## Goal
Work through the data line by line, gathering every line that has the word "page".

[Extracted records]
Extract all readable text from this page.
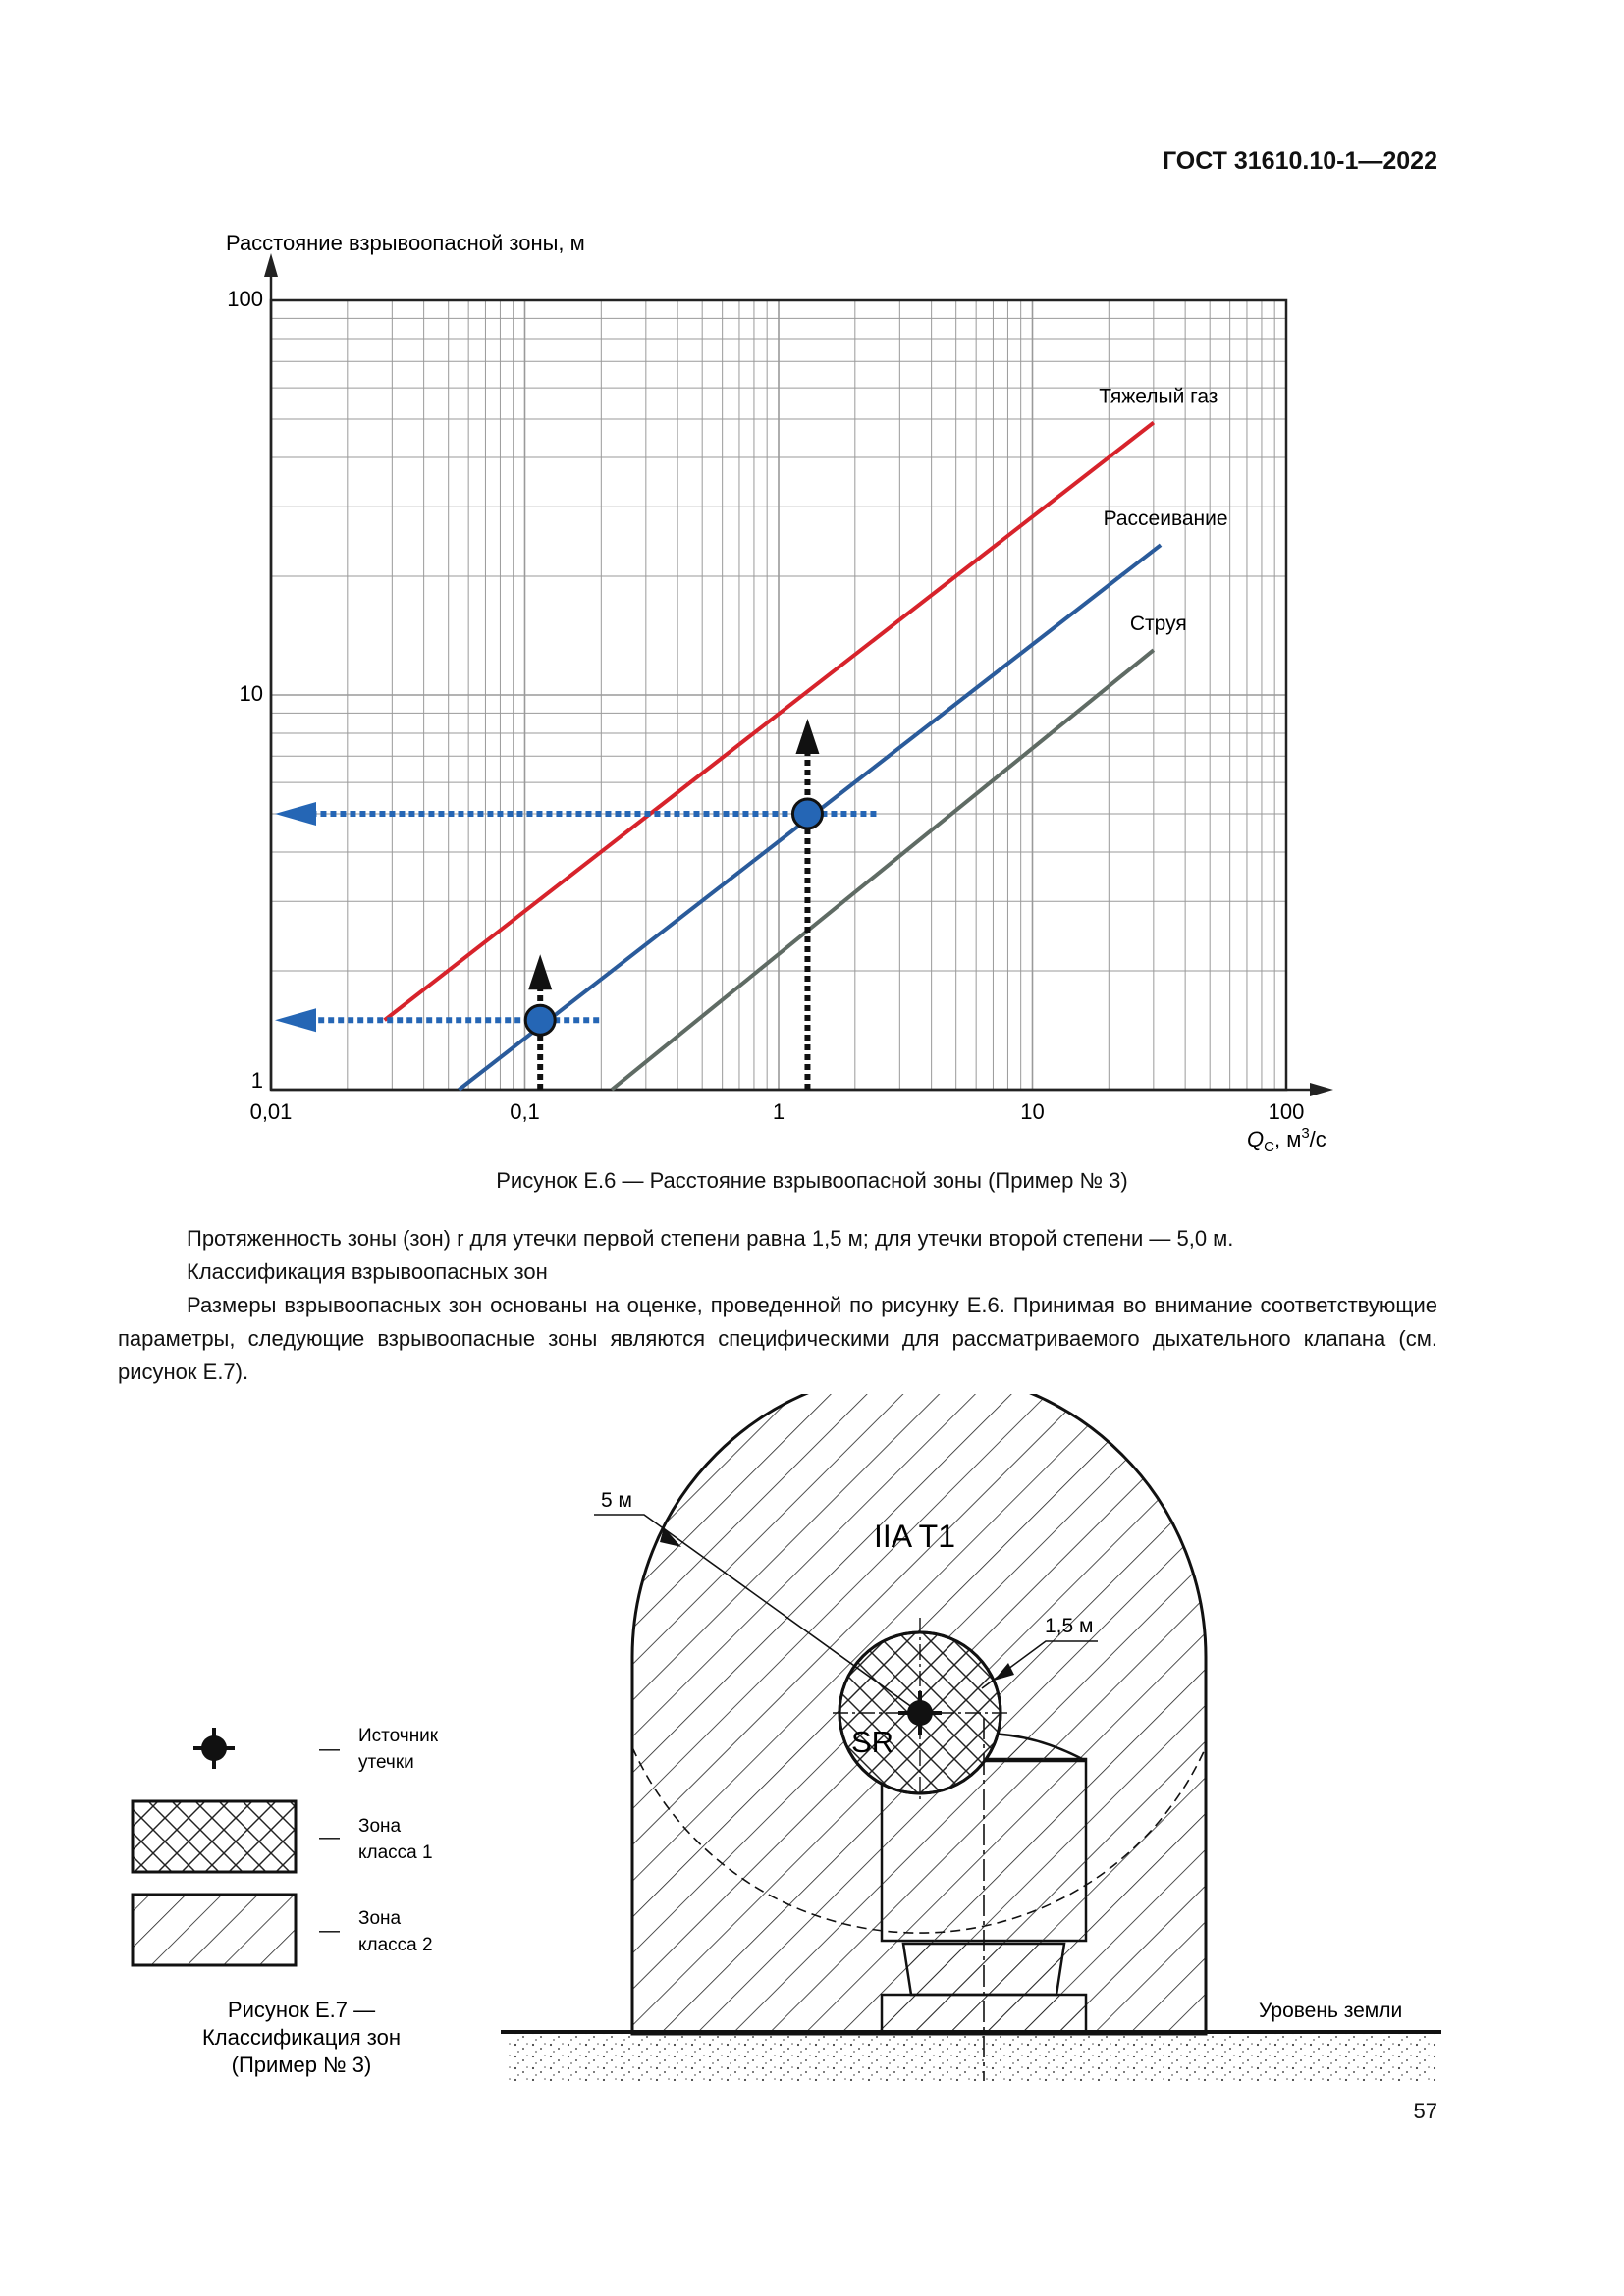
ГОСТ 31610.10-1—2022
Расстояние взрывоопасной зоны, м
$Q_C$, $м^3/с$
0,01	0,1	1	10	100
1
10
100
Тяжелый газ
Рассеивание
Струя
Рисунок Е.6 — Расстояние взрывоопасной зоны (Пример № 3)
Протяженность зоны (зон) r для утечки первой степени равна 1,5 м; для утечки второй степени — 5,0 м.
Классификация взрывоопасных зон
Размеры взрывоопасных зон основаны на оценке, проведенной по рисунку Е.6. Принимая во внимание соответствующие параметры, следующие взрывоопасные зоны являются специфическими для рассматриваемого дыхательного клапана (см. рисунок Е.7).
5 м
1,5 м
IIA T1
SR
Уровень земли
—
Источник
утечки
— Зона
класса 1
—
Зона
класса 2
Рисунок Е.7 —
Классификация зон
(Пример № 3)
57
--
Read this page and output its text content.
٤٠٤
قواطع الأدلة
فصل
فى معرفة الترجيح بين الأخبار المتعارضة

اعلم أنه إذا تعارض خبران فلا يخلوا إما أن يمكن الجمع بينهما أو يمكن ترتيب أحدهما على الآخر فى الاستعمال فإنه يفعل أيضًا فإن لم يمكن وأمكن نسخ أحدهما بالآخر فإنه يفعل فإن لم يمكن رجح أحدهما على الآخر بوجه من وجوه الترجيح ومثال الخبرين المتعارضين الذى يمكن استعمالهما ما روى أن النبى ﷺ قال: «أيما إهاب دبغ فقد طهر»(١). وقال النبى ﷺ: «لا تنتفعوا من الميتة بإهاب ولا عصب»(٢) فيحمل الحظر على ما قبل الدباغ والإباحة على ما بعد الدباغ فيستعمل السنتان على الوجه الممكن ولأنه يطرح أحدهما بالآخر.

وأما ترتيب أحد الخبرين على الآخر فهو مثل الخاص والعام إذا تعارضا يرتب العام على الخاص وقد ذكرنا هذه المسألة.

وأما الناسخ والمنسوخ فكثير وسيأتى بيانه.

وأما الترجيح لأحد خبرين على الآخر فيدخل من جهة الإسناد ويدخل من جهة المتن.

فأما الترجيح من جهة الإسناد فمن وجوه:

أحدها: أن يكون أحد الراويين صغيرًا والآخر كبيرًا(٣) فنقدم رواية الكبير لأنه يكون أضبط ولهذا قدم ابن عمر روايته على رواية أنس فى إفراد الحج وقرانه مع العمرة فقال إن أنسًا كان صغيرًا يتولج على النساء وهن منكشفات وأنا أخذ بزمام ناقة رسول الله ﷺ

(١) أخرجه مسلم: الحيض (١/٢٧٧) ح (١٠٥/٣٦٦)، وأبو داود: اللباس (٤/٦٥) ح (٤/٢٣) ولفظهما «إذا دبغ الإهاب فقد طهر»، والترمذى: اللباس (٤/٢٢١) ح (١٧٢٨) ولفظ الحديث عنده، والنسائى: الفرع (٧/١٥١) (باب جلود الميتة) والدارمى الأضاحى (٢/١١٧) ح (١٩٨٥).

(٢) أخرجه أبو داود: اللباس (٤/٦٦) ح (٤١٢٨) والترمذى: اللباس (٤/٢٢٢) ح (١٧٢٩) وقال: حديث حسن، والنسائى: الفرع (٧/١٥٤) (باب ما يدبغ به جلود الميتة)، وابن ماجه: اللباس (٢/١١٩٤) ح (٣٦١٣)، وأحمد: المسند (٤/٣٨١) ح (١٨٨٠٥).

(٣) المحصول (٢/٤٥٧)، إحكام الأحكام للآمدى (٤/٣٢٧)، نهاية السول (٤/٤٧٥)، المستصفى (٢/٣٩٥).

## Solved problem
Extract all readable text from this page.
Read this page and output its text content.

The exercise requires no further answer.